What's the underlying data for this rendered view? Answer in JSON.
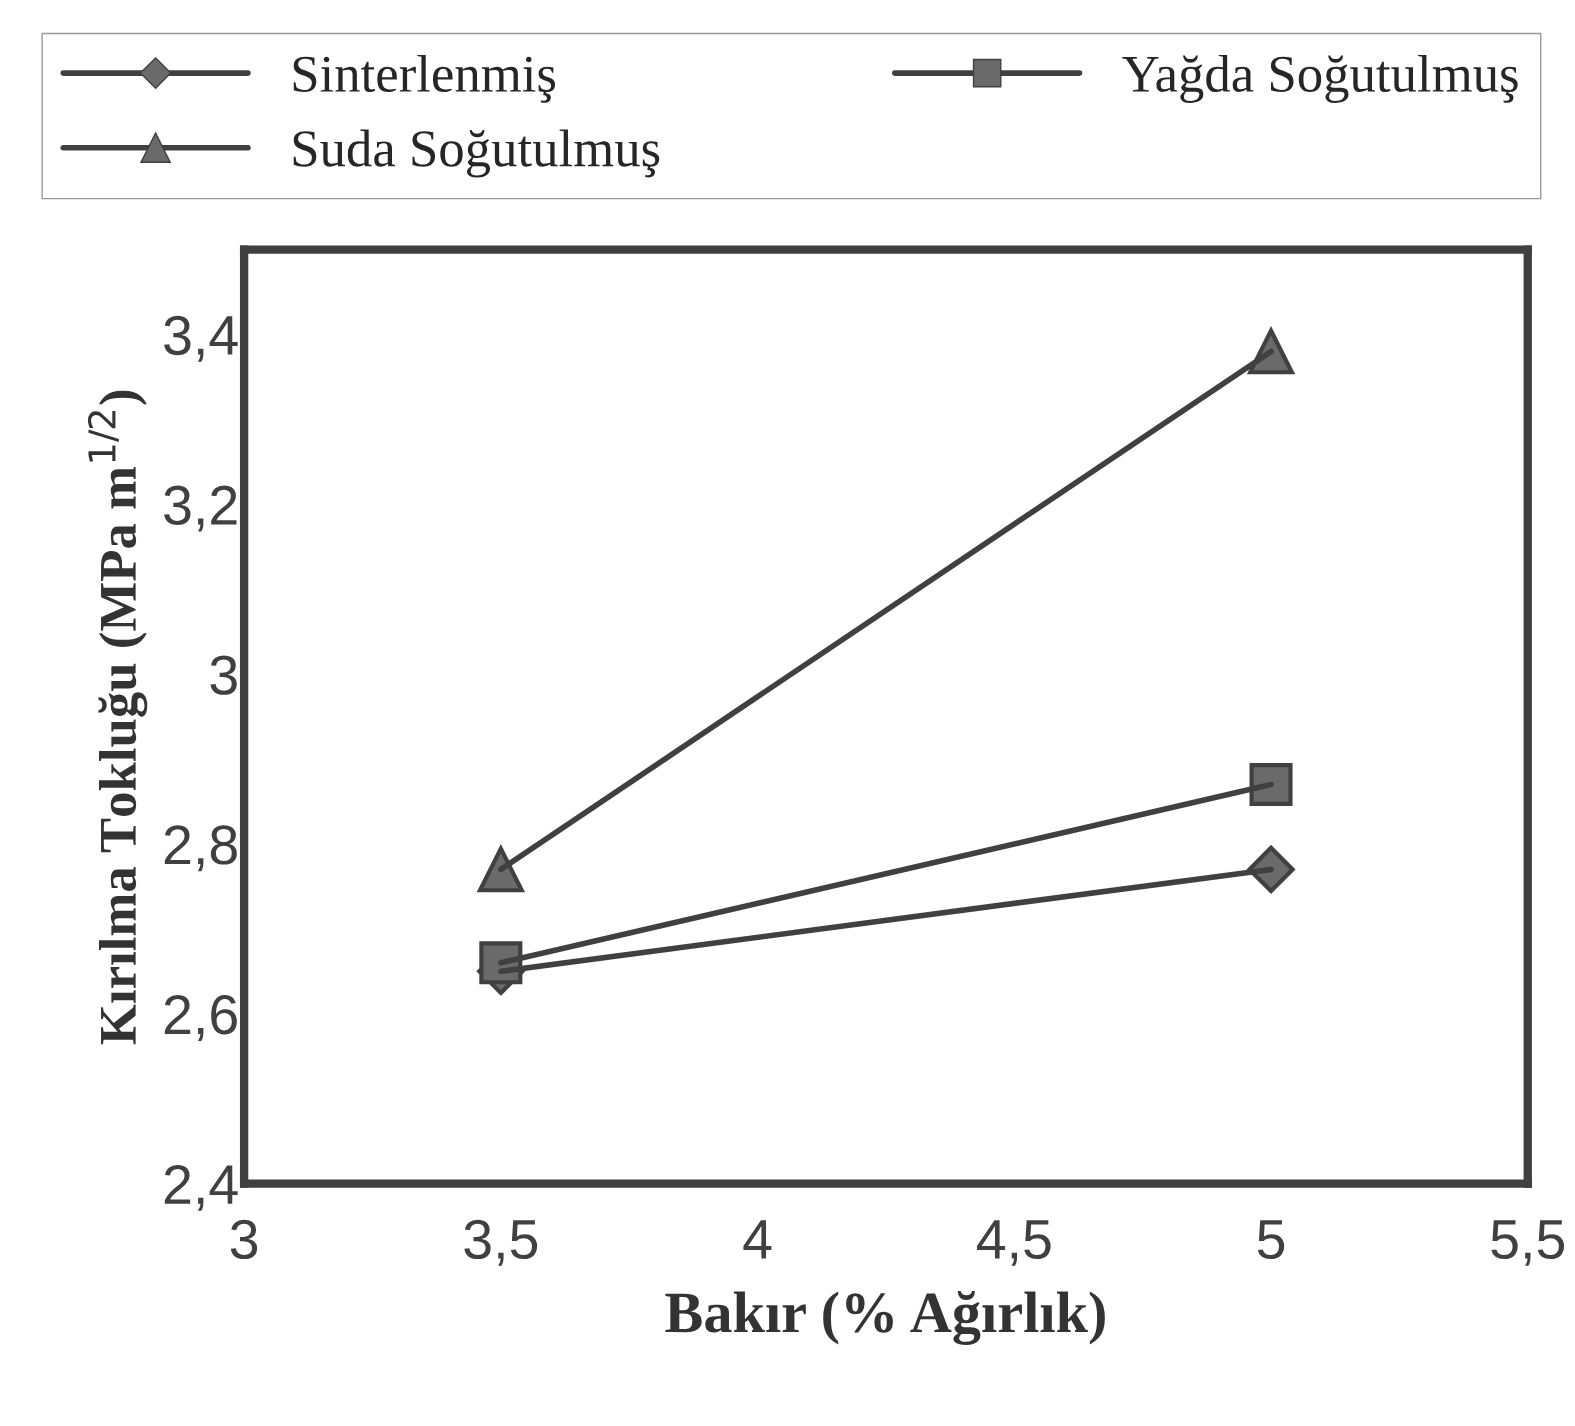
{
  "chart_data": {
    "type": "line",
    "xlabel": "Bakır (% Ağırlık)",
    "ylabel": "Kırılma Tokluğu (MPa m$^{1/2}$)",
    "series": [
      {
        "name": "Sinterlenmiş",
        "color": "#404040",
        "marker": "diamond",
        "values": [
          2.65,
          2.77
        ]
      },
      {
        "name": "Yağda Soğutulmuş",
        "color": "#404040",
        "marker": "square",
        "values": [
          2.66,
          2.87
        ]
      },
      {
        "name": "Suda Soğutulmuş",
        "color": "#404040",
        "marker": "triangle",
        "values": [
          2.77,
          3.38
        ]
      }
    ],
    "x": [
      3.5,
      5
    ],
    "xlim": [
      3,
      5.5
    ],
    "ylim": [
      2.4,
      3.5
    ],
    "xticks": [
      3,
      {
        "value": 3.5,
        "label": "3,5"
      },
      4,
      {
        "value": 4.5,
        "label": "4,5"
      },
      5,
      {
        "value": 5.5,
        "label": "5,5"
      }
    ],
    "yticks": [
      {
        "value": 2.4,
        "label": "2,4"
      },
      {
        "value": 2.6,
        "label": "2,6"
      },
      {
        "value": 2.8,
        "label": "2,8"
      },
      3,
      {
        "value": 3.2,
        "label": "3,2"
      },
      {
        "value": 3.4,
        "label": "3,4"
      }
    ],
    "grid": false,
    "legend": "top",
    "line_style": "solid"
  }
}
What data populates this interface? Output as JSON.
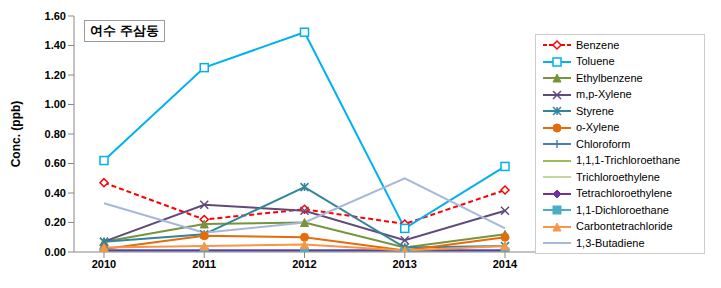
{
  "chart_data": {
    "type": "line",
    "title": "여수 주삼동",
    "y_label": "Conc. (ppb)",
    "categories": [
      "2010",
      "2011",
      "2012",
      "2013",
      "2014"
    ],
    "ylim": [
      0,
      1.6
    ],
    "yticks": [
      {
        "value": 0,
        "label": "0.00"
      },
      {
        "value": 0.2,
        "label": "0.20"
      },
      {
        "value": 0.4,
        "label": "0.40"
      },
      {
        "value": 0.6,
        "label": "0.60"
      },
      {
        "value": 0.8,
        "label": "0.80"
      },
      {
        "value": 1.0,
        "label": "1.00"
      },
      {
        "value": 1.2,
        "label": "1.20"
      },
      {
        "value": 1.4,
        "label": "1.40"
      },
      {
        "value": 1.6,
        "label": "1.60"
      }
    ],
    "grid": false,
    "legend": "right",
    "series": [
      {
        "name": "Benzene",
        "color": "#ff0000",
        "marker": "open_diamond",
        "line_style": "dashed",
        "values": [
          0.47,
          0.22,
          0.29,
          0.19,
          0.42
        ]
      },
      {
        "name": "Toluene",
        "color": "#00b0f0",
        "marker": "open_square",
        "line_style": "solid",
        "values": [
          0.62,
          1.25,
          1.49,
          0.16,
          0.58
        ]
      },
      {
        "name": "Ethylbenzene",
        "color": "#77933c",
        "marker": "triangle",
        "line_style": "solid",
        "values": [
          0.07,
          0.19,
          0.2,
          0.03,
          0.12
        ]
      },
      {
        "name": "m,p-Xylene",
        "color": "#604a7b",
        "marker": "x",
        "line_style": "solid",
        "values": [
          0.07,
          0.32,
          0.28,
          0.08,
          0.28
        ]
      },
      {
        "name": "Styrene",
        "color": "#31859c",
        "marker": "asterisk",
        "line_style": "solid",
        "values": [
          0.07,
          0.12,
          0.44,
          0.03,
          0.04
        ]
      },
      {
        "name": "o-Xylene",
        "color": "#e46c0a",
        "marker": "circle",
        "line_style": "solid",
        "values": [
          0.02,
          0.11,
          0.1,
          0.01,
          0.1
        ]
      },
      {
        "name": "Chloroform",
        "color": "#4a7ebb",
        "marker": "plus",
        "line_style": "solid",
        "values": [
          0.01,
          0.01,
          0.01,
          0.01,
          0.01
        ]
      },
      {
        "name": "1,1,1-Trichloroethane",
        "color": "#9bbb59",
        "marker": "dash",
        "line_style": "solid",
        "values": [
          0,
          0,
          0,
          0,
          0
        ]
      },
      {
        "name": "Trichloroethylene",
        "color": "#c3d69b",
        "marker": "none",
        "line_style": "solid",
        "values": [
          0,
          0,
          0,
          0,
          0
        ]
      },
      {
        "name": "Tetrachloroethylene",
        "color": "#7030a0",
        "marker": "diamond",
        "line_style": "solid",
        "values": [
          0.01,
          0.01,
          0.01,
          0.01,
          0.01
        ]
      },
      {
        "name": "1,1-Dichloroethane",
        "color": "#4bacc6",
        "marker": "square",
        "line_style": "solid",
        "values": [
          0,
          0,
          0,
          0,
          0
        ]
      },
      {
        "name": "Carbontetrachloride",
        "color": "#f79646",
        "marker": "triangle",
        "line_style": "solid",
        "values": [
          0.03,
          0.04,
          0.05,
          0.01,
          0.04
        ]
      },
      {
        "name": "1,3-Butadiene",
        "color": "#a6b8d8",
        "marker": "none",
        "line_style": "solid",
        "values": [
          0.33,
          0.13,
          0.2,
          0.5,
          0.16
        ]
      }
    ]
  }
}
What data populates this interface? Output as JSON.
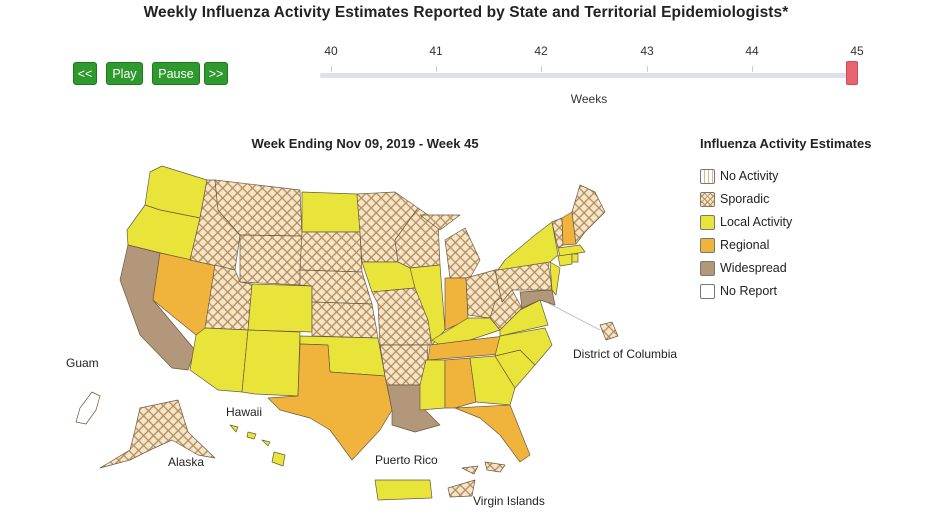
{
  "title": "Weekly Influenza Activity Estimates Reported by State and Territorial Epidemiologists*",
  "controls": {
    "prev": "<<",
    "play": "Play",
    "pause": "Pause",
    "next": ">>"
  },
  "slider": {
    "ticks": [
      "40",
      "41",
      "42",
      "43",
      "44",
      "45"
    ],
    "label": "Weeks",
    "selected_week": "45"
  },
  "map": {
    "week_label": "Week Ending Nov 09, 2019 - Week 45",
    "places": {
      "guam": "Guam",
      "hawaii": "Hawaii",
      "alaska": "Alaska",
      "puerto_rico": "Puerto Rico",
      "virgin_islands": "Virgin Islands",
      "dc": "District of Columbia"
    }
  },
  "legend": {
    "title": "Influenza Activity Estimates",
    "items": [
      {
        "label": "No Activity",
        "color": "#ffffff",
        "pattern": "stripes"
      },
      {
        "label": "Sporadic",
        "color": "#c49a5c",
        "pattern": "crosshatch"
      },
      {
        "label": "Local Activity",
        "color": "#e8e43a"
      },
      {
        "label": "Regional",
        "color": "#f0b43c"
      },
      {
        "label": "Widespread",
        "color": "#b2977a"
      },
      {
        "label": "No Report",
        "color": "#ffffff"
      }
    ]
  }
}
^^^^
◆ **OBJECTIVE**
Pictures are to be left out; the records above must be repeated word for word.

◆ **CORRECT RESPONSE**
What's the underlying data for this rendered view? Answer in JSON.
{
  "chart_data": {
    "type": "line",
    "xlabel": "Bakır (% Ağırlık)",
    "ylabel": "Kırılma Tokluğu (MPa m$^{1/2}$)",
    "series": [
      {
        "name": "Sinterlenmiş",
        "color": "#404040",
        "marker": "diamond",
        "values": [
          2.65,
          2.77
        ]
      },
      {
        "name": "Yağda Soğutulmuş",
        "color": "#404040",
        "marker": "square",
        "values": [
          2.66,
          2.87
        ]
      },
      {
        "name": "Suda Soğutulmuş",
        "color": "#404040",
        "marker": "triangle",
        "values": [
          2.77,
          3.38
        ]
      }
    ],
    "x": [
      3.5,
      5
    ],
    "xlim": [
      3,
      5.5
    ],
    "ylim": [
      2.4,
      3.5
    ],
    "xticks": [
      3,
      {
        "value": 3.5,
        "label": "3,5"
      },
      4,
      {
        "value": 4.5,
        "label": "4,5"
      },
      5,
      {
        "value": 5.5,
        "label": "5,5"
      }
    ],
    "yticks": [
      {
        "value": 2.4,
        "label": "2,4"
      },
      {
        "value": 2.6,
        "label": "2,6"
      },
      {
        "value": 2.8,
        "label": "2,8"
      },
      3,
      {
        "value": 3.2,
        "label": "3,2"
      },
      {
        "value": 3.4,
        "label": "3,4"
      }
    ],
    "grid": false,
    "legend": "top",
    "line_style": "solid"
  }
}
What data populates this interface? Output as JSON.
{
  "chart_data": {
    "type": "line",
    "title": "여수 주삼동",
    "y_label": "Conc. (ppb)",
    "categories": [
      "2010",
      "2011",
      "2012",
      "2013",
      "2014"
    ],
    "ylim": [
      0,
      1.6
    ],
    "yticks": [
      {
        "value": 0,
        "label": "0.00"
      },
      {
        "value": 0.2,
        "label": "0.20"
      },
      {
        "value": 0.4,
        "label": "0.40"
      },
      {
        "value": 0.6,
        "label": "0.60"
      },
      {
        "value": 0.8,
        "label": "0.80"
      },
      {
        "value": 1.0,
        "label": "1.00"
      },
      {
        "value": 1.2,
        "label": "1.20"
      },
      {
        "value": 1.4,
        "label": "1.40"
      },
      {
        "value": 1.6,
        "label": "1.60"
      }
    ],
    "grid": false,
    "legend": "right",
    "series": [
      {
        "name": "Benzene",
        "color": "#ff0000",
        "marker": "open_diamond",
        "line_style": "dashed",
        "values": [
          0.47,
          0.22,
          0.29,
          0.19,
          0.42
        ]
      },
      {
        "name": "Toluene",
        "color": "#00b0f0",
        "marker": "open_square",
        "line_style": "solid",
        "values": [
          0.62,
          1.25,
          1.49,
          0.16,
          0.58
        ]
      },
      {
        "name": "Ethylbenzene",
        "color": "#77933c",
        "marker": "triangle",
        "line_style": "solid",
        "values": [
          0.07,
          0.19,
          0.2,
          0.03,
          0.12
        ]
      },
      {
        "name": "m,p-Xylene",
        "color": "#604a7b",
        "marker": "x",
        "line_style": "solid",
        "values": [
          0.07,
          0.32,
          0.28,
          0.08,
          0.28
        ]
      },
      {
        "name": "Styrene",
        "color": "#31859c",
        "marker": "asterisk",
        "line_style": "solid",
        "values": [
          0.07,
          0.12,
          0.44,
          0.03,
          0.04
        ]
      },
      {
        "name": "o-Xylene",
        "color": "#e46c0a",
        "marker": "circle",
        "line_style": "solid",
        "values": [
          0.02,
          0.11,
          0.1,
          0.01,
          0.1
        ]
      },
      {
        "name": "Chloroform",
        "color": "#4a7ebb",
        "marker": "plus",
        "line_style": "solid",
        "values": [
          0.01,
          0.01,
          0.01,
          0.01,
          0.01
        ]
      },
      {
        "name": "1,1,1-Trichloroethane",
        "color": "#9bbb59",
        "marker": "dash",
        "line_style": "solid",
        "values": [
          0,
          0,
          0,
          0,
          0
        ]
      },
      {
        "name": "Trichloroethylene",
        "color": "#c3d69b",
        "marker": "none",
        "line_style": "solid",
        "values": [
          0,
          0,
          0,
          0,
          0
        ]
      },
      {
        "name": "Tetrachloroethylene",
        "color": "#7030a0",
        "marker": "diamond",
        "line_style": "solid",
        "values": [
          0.01,
          0.01,
          0.01,
          0.01,
          0.01
        ]
      },
      {
        "name": "1,1-Dichloroethane",
        "color": "#4bacc6",
        "marker": "square",
        "line_style": "solid",
        "values": [
          0,
          0,
          0,
          0,
          0
        ]
      },
      {
        "name": "Carbontetrachloride",
        "color": "#f79646",
        "marker": "triangle",
        "line_style": "solid",
        "values": [
          0.03,
          0.04,
          0.05,
          0.01,
          0.04
        ]
      },
      {
        "name": "1,3-Butadiene",
        "color": "#a6b8d8",
        "marker": "none",
        "line_style": "solid",
        "values": [
          0.33,
          0.13,
          0.2,
          0.5,
          0.16
        ]
      }
    ]
  }
}
What data populates this interface? Output as JSON.
{
  "title": "Weekly Influenza Activity Estimates Reported by State and Territorial Epidemiologists*",
  "controls": {
    "prev": "<<",
    "play": "Play",
    "pause": "Pause",
    "next": ">>"
  },
  "slider": {
    "ticks": [
      "40",
      "41",
      "42",
      "43",
      "44",
      "45"
    ],
    "label": "Weeks",
    "selected_week": "45"
  },
  "map": {
    "week_label": "Week Ending Nov 09, 2019 - Week 45",
    "places": {
      "guam": "Guam",
      "hawaii": "Hawaii",
      "alaska": "Alaska",
      "puerto_rico": "Puerto Rico",
      "virgin_islands": "Virgin Islands",
      "dc": "District of Columbia"
    }
  },
  "legend": {
    "title": "Influenza Activity Estimates",
    "items": [
      {
        "label": "No Activity",
        "color": "#ffffff",
        "pattern": "stripes"
      },
      {
        "label": "Sporadic",
        "color": "#c49a5c",
        "pattern": "crosshatch"
      },
      {
        "label": "Local Activity",
        "color": "#e8e43a"
      },
      {
        "label": "Regional",
        "color": "#f0b43c"
      },
      {
        "label": "Widespread",
        "color": "#b2977a"
      },
      {
        "label": "No Report",
        "color": "#ffffff"
      }
    ]
  }
}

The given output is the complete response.